Problem to solve – Quote the whole listing verbatim.
·····
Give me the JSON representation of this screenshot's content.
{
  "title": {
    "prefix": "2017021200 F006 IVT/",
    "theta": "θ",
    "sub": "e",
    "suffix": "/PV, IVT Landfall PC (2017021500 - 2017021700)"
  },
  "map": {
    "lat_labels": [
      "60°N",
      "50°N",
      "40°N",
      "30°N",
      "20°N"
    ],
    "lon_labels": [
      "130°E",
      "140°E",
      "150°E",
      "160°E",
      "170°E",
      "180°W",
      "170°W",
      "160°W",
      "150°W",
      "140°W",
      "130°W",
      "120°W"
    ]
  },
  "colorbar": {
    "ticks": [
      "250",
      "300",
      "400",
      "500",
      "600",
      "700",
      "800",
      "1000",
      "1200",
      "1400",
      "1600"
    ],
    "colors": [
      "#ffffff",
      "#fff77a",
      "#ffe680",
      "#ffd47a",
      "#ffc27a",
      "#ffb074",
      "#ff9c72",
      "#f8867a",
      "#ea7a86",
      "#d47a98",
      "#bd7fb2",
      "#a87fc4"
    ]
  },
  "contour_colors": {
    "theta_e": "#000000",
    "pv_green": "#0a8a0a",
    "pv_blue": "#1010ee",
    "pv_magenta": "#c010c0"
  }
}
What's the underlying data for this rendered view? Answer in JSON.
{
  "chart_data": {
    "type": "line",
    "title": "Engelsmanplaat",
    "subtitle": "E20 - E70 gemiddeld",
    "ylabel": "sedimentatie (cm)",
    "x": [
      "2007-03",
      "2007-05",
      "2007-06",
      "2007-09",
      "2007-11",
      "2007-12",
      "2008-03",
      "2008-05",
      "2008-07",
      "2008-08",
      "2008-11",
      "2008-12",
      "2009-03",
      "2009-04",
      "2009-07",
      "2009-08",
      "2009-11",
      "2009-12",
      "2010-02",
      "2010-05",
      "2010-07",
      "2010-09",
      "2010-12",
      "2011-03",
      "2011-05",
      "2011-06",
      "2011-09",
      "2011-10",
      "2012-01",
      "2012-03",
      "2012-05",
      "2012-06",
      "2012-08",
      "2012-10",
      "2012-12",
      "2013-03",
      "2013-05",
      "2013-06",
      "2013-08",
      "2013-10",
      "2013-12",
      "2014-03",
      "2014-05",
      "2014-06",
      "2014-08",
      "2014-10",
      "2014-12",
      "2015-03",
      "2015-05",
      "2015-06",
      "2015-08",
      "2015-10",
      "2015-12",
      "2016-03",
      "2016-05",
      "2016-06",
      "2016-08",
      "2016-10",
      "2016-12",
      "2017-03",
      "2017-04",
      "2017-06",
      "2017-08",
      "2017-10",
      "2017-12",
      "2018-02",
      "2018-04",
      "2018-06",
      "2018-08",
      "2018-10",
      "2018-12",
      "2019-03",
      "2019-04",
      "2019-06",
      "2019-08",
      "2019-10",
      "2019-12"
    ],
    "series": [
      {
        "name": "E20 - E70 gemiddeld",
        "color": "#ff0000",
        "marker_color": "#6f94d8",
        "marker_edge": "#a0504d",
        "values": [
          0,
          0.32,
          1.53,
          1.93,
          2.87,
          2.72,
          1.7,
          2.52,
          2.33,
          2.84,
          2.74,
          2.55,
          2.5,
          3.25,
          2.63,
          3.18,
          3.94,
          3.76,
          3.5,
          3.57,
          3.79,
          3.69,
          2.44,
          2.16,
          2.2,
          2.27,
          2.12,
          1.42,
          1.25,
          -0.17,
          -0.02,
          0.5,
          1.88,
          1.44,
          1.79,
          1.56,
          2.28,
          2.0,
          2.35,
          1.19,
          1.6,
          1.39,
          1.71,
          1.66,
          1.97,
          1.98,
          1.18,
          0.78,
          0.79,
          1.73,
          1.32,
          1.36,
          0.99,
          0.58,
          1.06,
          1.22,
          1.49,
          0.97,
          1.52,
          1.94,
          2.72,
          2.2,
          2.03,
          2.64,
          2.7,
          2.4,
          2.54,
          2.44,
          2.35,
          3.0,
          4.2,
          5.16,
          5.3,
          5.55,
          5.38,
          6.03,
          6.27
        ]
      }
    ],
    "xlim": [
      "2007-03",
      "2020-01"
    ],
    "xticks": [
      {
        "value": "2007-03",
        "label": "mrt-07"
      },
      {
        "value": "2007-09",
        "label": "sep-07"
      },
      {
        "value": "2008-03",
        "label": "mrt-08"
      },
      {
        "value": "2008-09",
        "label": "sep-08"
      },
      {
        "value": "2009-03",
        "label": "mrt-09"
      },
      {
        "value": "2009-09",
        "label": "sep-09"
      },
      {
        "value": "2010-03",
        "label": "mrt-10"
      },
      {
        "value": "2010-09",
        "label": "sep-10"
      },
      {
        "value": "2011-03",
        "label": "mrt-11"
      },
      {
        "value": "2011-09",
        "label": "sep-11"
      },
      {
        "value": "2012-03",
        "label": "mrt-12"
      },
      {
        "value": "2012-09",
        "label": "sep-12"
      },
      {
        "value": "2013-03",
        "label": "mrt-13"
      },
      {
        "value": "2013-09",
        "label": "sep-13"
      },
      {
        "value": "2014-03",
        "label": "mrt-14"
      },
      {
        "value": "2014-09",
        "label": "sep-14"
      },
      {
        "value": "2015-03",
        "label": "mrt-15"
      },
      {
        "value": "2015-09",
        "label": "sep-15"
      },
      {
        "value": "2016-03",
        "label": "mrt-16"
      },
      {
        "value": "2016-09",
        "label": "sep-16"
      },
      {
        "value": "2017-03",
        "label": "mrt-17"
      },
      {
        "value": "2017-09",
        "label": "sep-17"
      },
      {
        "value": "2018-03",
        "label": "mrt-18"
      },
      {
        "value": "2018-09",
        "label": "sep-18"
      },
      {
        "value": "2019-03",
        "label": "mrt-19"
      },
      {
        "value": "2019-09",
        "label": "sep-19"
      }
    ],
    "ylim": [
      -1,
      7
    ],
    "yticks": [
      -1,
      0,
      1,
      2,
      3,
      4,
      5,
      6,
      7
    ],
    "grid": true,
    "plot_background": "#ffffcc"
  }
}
·····
Exercise solution –
Give me the JSON representation of this screenshot's content.
{
  "title": {
    "prefix": "2017021200 F006 IVT/",
    "theta": "θ",
    "sub": "e",
    "suffix": "/PV, IVT Landfall PC (2017021500 - 2017021700)"
  },
  "map": {
    "lat_labels": [
      "60°N",
      "50°N",
      "40°N",
      "30°N",
      "20°N"
    ],
    "lon_labels": [
      "130°E",
      "140°E",
      "150°E",
      "160°E",
      "170°E",
      "180°W",
      "170°W",
      "160°W",
      "150°W",
      "140°W",
      "130°W",
      "120°W"
    ]
  },
  "colorbar": {
    "ticks": [
      "250",
      "300",
      "400",
      "500",
      "600",
      "700",
      "800",
      "1000",
      "1200",
      "1400",
      "1600"
    ],
    "colors": [
      "#ffffff",
      "#fff77a",
      "#ffe680",
      "#ffd47a",
      "#ffc27a",
      "#ffb074",
      "#ff9c72",
      "#f8867a",
      "#ea7a86",
      "#d47a98",
      "#bd7fb2",
      "#a87fc4"
    ]
  },
  "contour_colors": {
    "theta_e": "#000000",
    "pv_green": "#0a8a0a",
    "pv_blue": "#1010ee",
    "pv_magenta": "#c010c0"
  }
}
What's the underlying data for this rendered view? Answer in JSON.
{
  "chart_data": {
    "type": "line",
    "title": "Engelsmanplaat",
    "subtitle": "E20 - E70 gemiddeld",
    "ylabel": "sedimentatie (cm)",
    "x": [
      "2007-03",
      "2007-05",
      "2007-06",
      "2007-09",
      "2007-11",
      "2007-12",
      "2008-03",
      "2008-05",
      "2008-07",
      "2008-08",
      "2008-11",
      "2008-12",
      "2009-03",
      "2009-04",
      "2009-07",
      "2009-08",
      "2009-11",
      "2009-12",
      "2010-02",
      "2010-05",
      "2010-07",
      "2010-09",
      "2010-12",
      "2011-03",
      "2011-05",
      "2011-06",
      "2011-09",
      "2011-10",
      "2012-01",
      "2012-03",
      "2012-05",
      "2012-06",
      "2012-08",
      "2012-10",
      "2012-12",
      "2013-03",
      "2013-05",
      "2013-06",
      "2013-08",
      "2013-10",
      "2013-12",
      "2014-03",
      "2014-05",
      "2014-06",
      "2014-08",
      "2014-10",
      "2014-12",
      "2015-03",
      "2015-05",
      "2015-06",
      "2015-08",
      "2015-10",
      "2015-12",
      "2016-03",
      "2016-05",
      "2016-06",
      "2016-08",
      "2016-10",
      "2016-12",
      "2017-03",
      "2017-04",
      "2017-06",
      "2017-08",
      "2017-10",
      "2017-12",
      "2018-02",
      "2018-04",
      "2018-06",
      "2018-08",
      "2018-10",
      "2018-12",
      "2019-03",
      "2019-04",
      "2019-06",
      "2019-08",
      "2019-10",
      "2019-12"
    ],
    "series": [
      {
        "name": "E20 - E70 gemiddeld",
        "color": "#ff0000",
        "marker_color": "#6f94d8",
        "marker_edge": "#a0504d",
        "values": [
          0,
          0.32,
          1.53,
          1.93,
          2.87,
          2.72,
          1.7,
          2.52,
          2.33,
          2.84,
          2.74,
          2.55,
          2.5,
          3.25,
          2.63,
          3.18,
          3.94,
          3.76,
          3.5,
          3.57,
          3.79,
          3.69,
          2.44,
          2.16,
          2.2,
          2.27,
          2.12,
          1.42,
          1.25,
          -0.17,
          -0.02,
          0.5,
          1.88,
          1.44,
          1.79,
          1.56,
          2.28,
          2.0,
          2.35,
          1.19,
          1.6,
          1.39,
          1.71,
          1.66,
          1.97,
          1.98,
          1.18,
          0.78,
          0.79,
          1.73,
          1.32,
          1.36,
          0.99,
          0.58,
          1.06,
          1.22,
          1.49,
          0.97,
          1.52,
          1.94,
          2.72,
          2.2,
          2.03,
          2.64,
          2.7,
          2.4,
          2.54,
          2.44,
          2.35,
          3.0,
          4.2,
          5.16,
          5.3,
          5.55,
          5.38,
          6.03,
          6.27
        ]
      }
    ],
    "xlim": [
      "2007-03",
      "2020-01"
    ],
    "xticks": [
      {
        "value": "2007-03",
        "label": "mrt-07"
      },
      {
        "value": "2007-09",
        "label": "sep-07"
      },
      {
        "value": "2008-03",
        "label": "mrt-08"
      },
      {
        "value": "2008-09",
        "label": "sep-08"
      },
      {
        "value": "2009-03",
        "label": "mrt-09"
      },
      {
        "value": "2009-09",
        "label": "sep-09"
      },
      {
        "value": "2010-03",
        "label": "mrt-10"
      },
      {
        "value": "2010-09",
        "label": "sep-10"
      },
      {
        "value": "2011-03",
        "label": "mrt-11"
      },
      {
        "value": "2011-09",
        "label": "sep-11"
      },
      {
        "value": "2012-03",
        "label": "mrt-12"
      },
      {
        "value": "2012-09",
        "label": "sep-12"
      },
      {
        "value": "2013-03",
        "label": "mrt-13"
      },
      {
        "value": "2013-09",
        "label": "sep-13"
      },
      {
        "value": "2014-03",
        "label": "mrt-14"
      },
      {
        "value": "2014-09",
        "label": "sep-14"
      },
      {
        "value": "2015-03",
        "label": "mrt-15"
      },
      {
        "value": "2015-09",
        "label": "sep-15"
      },
      {
        "value": "2016-03",
        "label": "mrt-16"
      },
      {
        "value": "2016-09",
        "label": "sep-16"
      },
      {
        "value": "2017-03",
        "label": "mrt-17"
      },
      {
        "value": "2017-09",
        "label": "sep-17"
      },
      {
        "value": "2018-03",
        "label": "mrt-18"
      },
      {
        "value": "2018-09",
        "label": "sep-18"
      },
      {
        "value": "2019-03",
        "label": "mrt-19"
      },
      {
        "value": "2019-09",
        "label": "sep-19"
      }
    ],
    "ylim": [
      -1,
      7
    ],
    "yticks": [
      -1,
      0,
      1,
      2,
      3,
      4,
      5,
      6,
      7
    ],
    "grid": true,
    "plot_background": "#ffffcc"
  }
}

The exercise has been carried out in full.